GIVEN TASK -
Return a copy of each line that holds the string "mPFC".

Start EXTRACTED RECORDS

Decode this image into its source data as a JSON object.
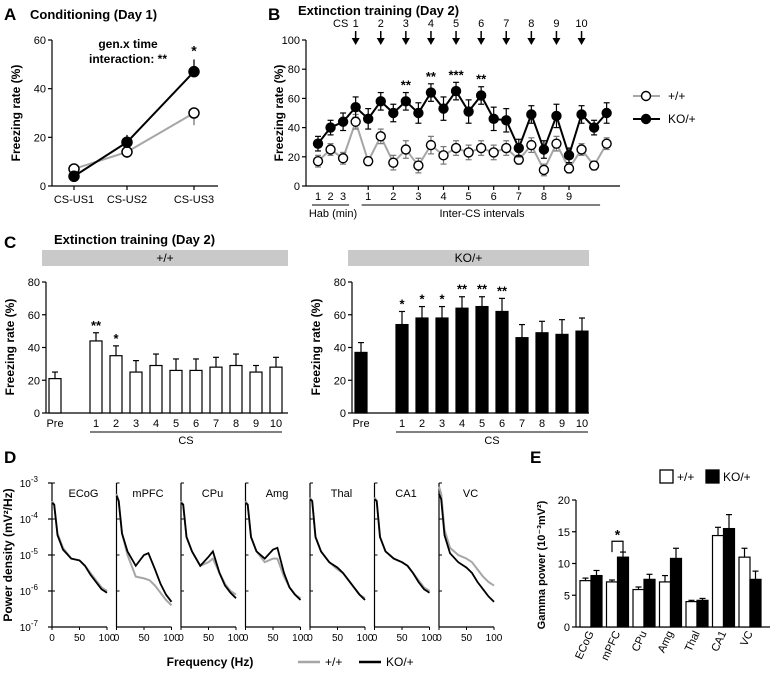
{
  "panels": {
    "A": {
      "letter": "A",
      "title": "Conditioning (Day 1)",
      "annotation_line1": "gen.x time",
      "annotation_line2": "interaction: **"
    },
    "B": {
      "letter": "B",
      "title": "Extinction training (Day 2)",
      "cs_label": "CS",
      "hab_label": "Hab (min)",
      "inter_label": "Inter-CS intervals"
    },
    "C": {
      "letter": "C",
      "title": "Extinction training (Day 2)"
    },
    "D": {
      "letter": "D",
      "xlabel": "Frequency (Hz)"
    },
    "E": {
      "letter": "E"
    }
  },
  "colors": {
    "wt": "#a6a6a6",
    "ko": "#000000",
    "bar_header": "#c9c9c9"
  },
  "chart_data": [
    {
      "id": "A",
      "type": "line",
      "title": "Conditioning (Day 1)",
      "categories": [
        "CS-US1",
        "CS-US2",
        "CS-US3"
      ],
      "ylabel": "Freezing rate (%)",
      "ylim": [
        0,
        60
      ],
      "yticks": [
        0,
        20,
        40,
        60
      ],
      "series": [
        {
          "name": "+/+",
          "values": [
            7,
            14,
            30
          ],
          "errors": [
            2,
            2.5,
            5
          ]
        },
        {
          "name": "KO/+",
          "values": [
            4,
            18,
            47
          ],
          "errors": [
            2,
            3,
            5
          ]
        }
      ],
      "annotations": [
        "*",
        "gen.x time",
        "interaction: **"
      ]
    },
    {
      "id": "B",
      "type": "line",
      "title": "Extinction training (Day 2)",
      "ylabel": "Freezing rate (%)",
      "ylim": [
        0,
        100
      ],
      "yticks": [
        0,
        20,
        40,
        60,
        80,
        100
      ],
      "cs_numbers": [
        "1",
        "2",
        "3",
        "4",
        "5",
        "6",
        "7",
        "8",
        "9",
        "10"
      ],
      "hab_ticks": [
        "1",
        "2",
        "3"
      ],
      "inter_ticks": [
        "1",
        "2",
        "3",
        "4",
        "5",
        "6",
        "7",
        "8",
        "9"
      ],
      "group_labels": [
        "Hab (min)",
        "Inter-CS intervals"
      ],
      "cs_stars": [
        "",
        "",
        "**",
        "**",
        "***",
        "**",
        "",
        "",
        "",
        ""
      ],
      "series": [
        {
          "name": "+/+",
          "values": [
            17,
            25,
            19,
            44,
            17,
            34,
            16,
            25,
            14,
            28,
            21,
            26,
            23,
            26,
            23,
            26,
            18,
            28,
            11,
            29,
            12,
            25,
            14,
            29
          ],
          "errors": [
            4,
            4,
            4,
            5,
            3,
            5,
            5,
            6,
            5,
            6,
            6,
            5,
            5,
            5,
            5,
            5,
            3,
            5,
            4,
            5,
            3,
            4,
            3,
            4
          ]
        },
        {
          "name": "KO/+",
          "values": [
            29,
            40,
            44,
            54,
            46,
            58,
            50,
            58,
            50,
            64,
            53,
            65,
            51,
            62,
            46,
            45,
            26,
            49,
            25,
            48,
            21,
            49,
            40,
            50
          ],
          "errors": [
            5,
            5,
            6,
            7,
            7,
            6,
            6,
            6,
            7,
            6,
            8,
            6,
            8,
            6,
            8,
            8,
            6,
            6,
            6,
            8,
            5,
            6,
            5,
            7
          ]
        }
      ],
      "legend": [
        "+/+",
        "KO/+"
      ]
    },
    {
      "id": "C1",
      "type": "bar",
      "group": "+/+",
      "ylabel": "Freezing rate (%)",
      "ylim": [
        0,
        80
      ],
      "yticks": [
        0,
        20,
        40,
        60,
        80
      ],
      "categories": [
        "Pre",
        "1",
        "2",
        "3",
        "4",
        "5",
        "6",
        "7",
        "8",
        "9",
        "10"
      ],
      "values": [
        21,
        44,
        35,
        25,
        29,
        26,
        26,
        28,
        29,
        25,
        28
      ],
      "errors": [
        4,
        5,
        6,
        7,
        7,
        7,
        7,
        6,
        7,
        4,
        6
      ],
      "stars": [
        "",
        "**",
        "*",
        "",
        "",
        "",
        "",
        "",
        "",
        "",
        ""
      ],
      "xlabel": "CS"
    },
    {
      "id": "C2",
      "type": "bar",
      "group": "KO/+",
      "ylabel": "Freezing rate (%)",
      "ylim": [
        0,
        80
      ],
      "yticks": [
        0,
        20,
        40,
        60,
        80
      ],
      "categories": [
        "Pre",
        "1",
        "2",
        "3",
        "4",
        "5",
        "6",
        "7",
        "8",
        "9",
        "10"
      ],
      "values": [
        37,
        54,
        58,
        58,
        64,
        65,
        62,
        46,
        49,
        48,
        50
      ],
      "errors": [
        6,
        8,
        7,
        7,
        7,
        6,
        8,
        8,
        7,
        9,
        8
      ],
      "stars": [
        "",
        "*",
        "*",
        "*",
        "**",
        "**",
        "**",
        "",
        "",
        "",
        ""
      ],
      "xlabel": "CS"
    },
    {
      "id": "D",
      "type": "line",
      "ylabel": "Power density (mV²/Hz)",
      "xlabel": "Frequency (Hz)",
      "xlim": [
        0,
        100
      ],
      "xticks": [
        0,
        50,
        100
      ],
      "ylim_log10": [
        -7,
        -3
      ],
      "ytick_exponents": [
        -3,
        -4,
        -5,
        -6,
        -7
      ],
      "ytick_base": "10",
      "regions": [
        "ECoG",
        "mPFC",
        "CPu",
        "Amg",
        "Thal",
        "CA1",
        "VC"
      ],
      "legend": [
        "+/+",
        "KO/+"
      ],
      "curves": [
        {
          "region": "ECoG",
          "wt": [
            [
              0,
              -3.5
            ],
            [
              4,
              -3.6
            ],
            [
              10,
              -4.4
            ],
            [
              20,
              -4.8
            ],
            [
              35,
              -5.1
            ],
            [
              50,
              -5.15
            ],
            [
              60,
              -5.3
            ],
            [
              70,
              -5.5
            ],
            [
              80,
              -5.7
            ],
            [
              90,
              -5.9
            ],
            [
              100,
              -6.0
            ]
          ],
          "ko": [
            [
              0,
              -3.55
            ],
            [
              4,
              -3.6
            ],
            [
              10,
              -4.45
            ],
            [
              20,
              -4.85
            ],
            [
              35,
              -5.1
            ],
            [
              50,
              -5.15
            ],
            [
              60,
              -5.3
            ],
            [
              70,
              -5.55
            ],
            [
              80,
              -5.75
            ],
            [
              90,
              -5.95
            ],
            [
              100,
              -6.05
            ]
          ]
        },
        {
          "region": "mPFC",
          "wt": [
            [
              0,
              -3.3
            ],
            [
              4,
              -3.5
            ],
            [
              10,
              -4.4
            ],
            [
              20,
              -5.0
            ],
            [
              35,
              -5.6
            ],
            [
              50,
              -5.65
            ],
            [
              60,
              -5.7
            ],
            [
              70,
              -5.85
            ],
            [
              80,
              -6.05
            ],
            [
              90,
              -6.25
            ],
            [
              100,
              -6.4
            ]
          ],
          "ko": [
            [
              0,
              -3.35
            ],
            [
              4,
              -3.5
            ],
            [
              10,
              -4.4
            ],
            [
              20,
              -4.9
            ],
            [
              35,
              -5.3
            ],
            [
              50,
              -5.0
            ],
            [
              58,
              -4.95
            ],
            [
              70,
              -5.4
            ],
            [
              80,
              -5.8
            ],
            [
              90,
              -6.1
            ],
            [
              100,
              -6.3
            ]
          ]
        },
        {
          "region": "CPu",
          "wt": [
            [
              0,
              -3.5
            ],
            [
              4,
              -3.6
            ],
            [
              10,
              -4.5
            ],
            [
              20,
              -4.9
            ],
            [
              35,
              -5.3
            ],
            [
              50,
              -5.2
            ],
            [
              58,
              -5.1
            ],
            [
              70,
              -5.5
            ],
            [
              80,
              -5.8
            ],
            [
              90,
              -6.0
            ],
            [
              100,
              -6.1
            ]
          ],
          "ko": [
            [
              0,
              -3.55
            ],
            [
              4,
              -3.6
            ],
            [
              10,
              -4.5
            ],
            [
              20,
              -4.9
            ],
            [
              35,
              -5.3
            ],
            [
              50,
              -5.05
            ],
            [
              58,
              -4.9
            ],
            [
              70,
              -5.5
            ],
            [
              80,
              -5.85
            ],
            [
              90,
              -6.05
            ],
            [
              100,
              -6.2
            ]
          ]
        },
        {
          "region": "Amg",
          "wt": [
            [
              0,
              -3.5
            ],
            [
              4,
              -3.6
            ],
            [
              10,
              -4.5
            ],
            [
              20,
              -4.9
            ],
            [
              35,
              -5.2
            ],
            [
              50,
              -5.1
            ],
            [
              58,
              -5.1
            ],
            [
              70,
              -5.6
            ],
            [
              80,
              -5.9
            ],
            [
              90,
              -6.1
            ],
            [
              100,
              -6.2
            ]
          ],
          "ko": [
            [
              0,
              -3.55
            ],
            [
              4,
              -3.6
            ],
            [
              10,
              -4.5
            ],
            [
              20,
              -4.9
            ],
            [
              35,
              -5.1
            ],
            [
              50,
              -4.85
            ],
            [
              58,
              -4.8
            ],
            [
              70,
              -5.5
            ],
            [
              80,
              -5.9
            ],
            [
              90,
              -6.1
            ],
            [
              100,
              -6.25
            ]
          ]
        },
        {
          "region": "Thal",
          "wt": [
            [
              0,
              -3.4
            ],
            [
              4,
              -3.5
            ],
            [
              10,
              -4.5
            ],
            [
              20,
              -4.9
            ],
            [
              35,
              -5.2
            ],
            [
              50,
              -5.4
            ],
            [
              60,
              -5.5
            ],
            [
              70,
              -5.7
            ],
            [
              80,
              -5.9
            ],
            [
              90,
              -6.1
            ],
            [
              100,
              -6.2
            ]
          ],
          "ko": [
            [
              0,
              -3.45
            ],
            [
              4,
              -3.5
            ],
            [
              10,
              -4.5
            ],
            [
              20,
              -4.9
            ],
            [
              35,
              -5.2
            ],
            [
              50,
              -5.35
            ],
            [
              60,
              -5.5
            ],
            [
              70,
              -5.7
            ],
            [
              80,
              -5.9
            ],
            [
              90,
              -6.1
            ],
            [
              100,
              -6.25
            ]
          ]
        },
        {
          "region": "CA1",
          "wt": [
            [
              0,
              -3.4
            ],
            [
              4,
              -3.5
            ],
            [
              10,
              -4.5
            ],
            [
              20,
              -4.9
            ],
            [
              35,
              -5.1
            ],
            [
              50,
              -5.2
            ],
            [
              60,
              -5.3
            ],
            [
              70,
              -5.5
            ],
            [
              80,
              -5.7
            ],
            [
              90,
              -5.9
            ],
            [
              100,
              -6.0
            ]
          ],
          "ko": [
            [
              0,
              -3.45
            ],
            [
              4,
              -3.5
            ],
            [
              10,
              -4.5
            ],
            [
              20,
              -4.9
            ],
            [
              35,
              -5.1
            ],
            [
              50,
              -5.2
            ],
            [
              60,
              -5.3
            ],
            [
              70,
              -5.5
            ],
            [
              80,
              -5.75
            ],
            [
              90,
              -5.95
            ],
            [
              100,
              -6.05
            ]
          ]
        },
        {
          "region": "VC",
          "wt": [
            [
              0,
              -3.1
            ],
            [
              4,
              -3.3
            ],
            [
              10,
              -4.3
            ],
            [
              20,
              -4.8
            ],
            [
              35,
              -5.0
            ],
            [
              50,
              -5.1
            ],
            [
              60,
              -5.2
            ],
            [
              70,
              -5.4
            ],
            [
              80,
              -5.6
            ],
            [
              90,
              -5.75
            ],
            [
              100,
              -5.85
            ]
          ],
          "ko": [
            [
              0,
              -3.3
            ],
            [
              4,
              -3.45
            ],
            [
              10,
              -4.45
            ],
            [
              20,
              -4.95
            ],
            [
              35,
              -5.2
            ],
            [
              50,
              -5.35
            ],
            [
              60,
              -5.5
            ],
            [
              70,
              -5.75
            ],
            [
              80,
              -5.95
            ],
            [
              90,
              -6.15
            ],
            [
              100,
              -6.3
            ]
          ]
        }
      ]
    },
    {
      "id": "E",
      "type": "bar",
      "ylabel": "Gamma power (10⁻³mV²)",
      "ylim": [
        0,
        20
      ],
      "yticks": [
        0,
        5,
        10,
        15,
        20
      ],
      "categories": [
        "ECoG",
        "mPFC",
        "CPu",
        "Amg",
        "Thal",
        "CA1",
        "VC"
      ],
      "legend": [
        "+/+",
        "KO/+"
      ],
      "series": [
        {
          "name": "+/+",
          "values": [
            7.3,
            7.1,
            5.9,
            7.1,
            4.0,
            14.4,
            11.0
          ],
          "errors": [
            0.4,
            0.3,
            0.4,
            1.0,
            0.2,
            1.3,
            1.4
          ]
        },
        {
          "name": "KO/+",
          "values": [
            8.1,
            11.0,
            7.5,
            10.8,
            4.2,
            15.5,
            7.5
          ],
          "errors": [
            0.8,
            0.8,
            0.8,
            1.6,
            0.3,
            2.2,
            1.3
          ]
        }
      ],
      "significance": {
        "category": "mPFC",
        "label": "*"
      }
    }
  ]
}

End EXTRACTED RECORDS

ANSWER TO THE EXERCISE -
        "mPFC",
          "region": "mPFC",
        "mPFC",
        "category": "mPFC",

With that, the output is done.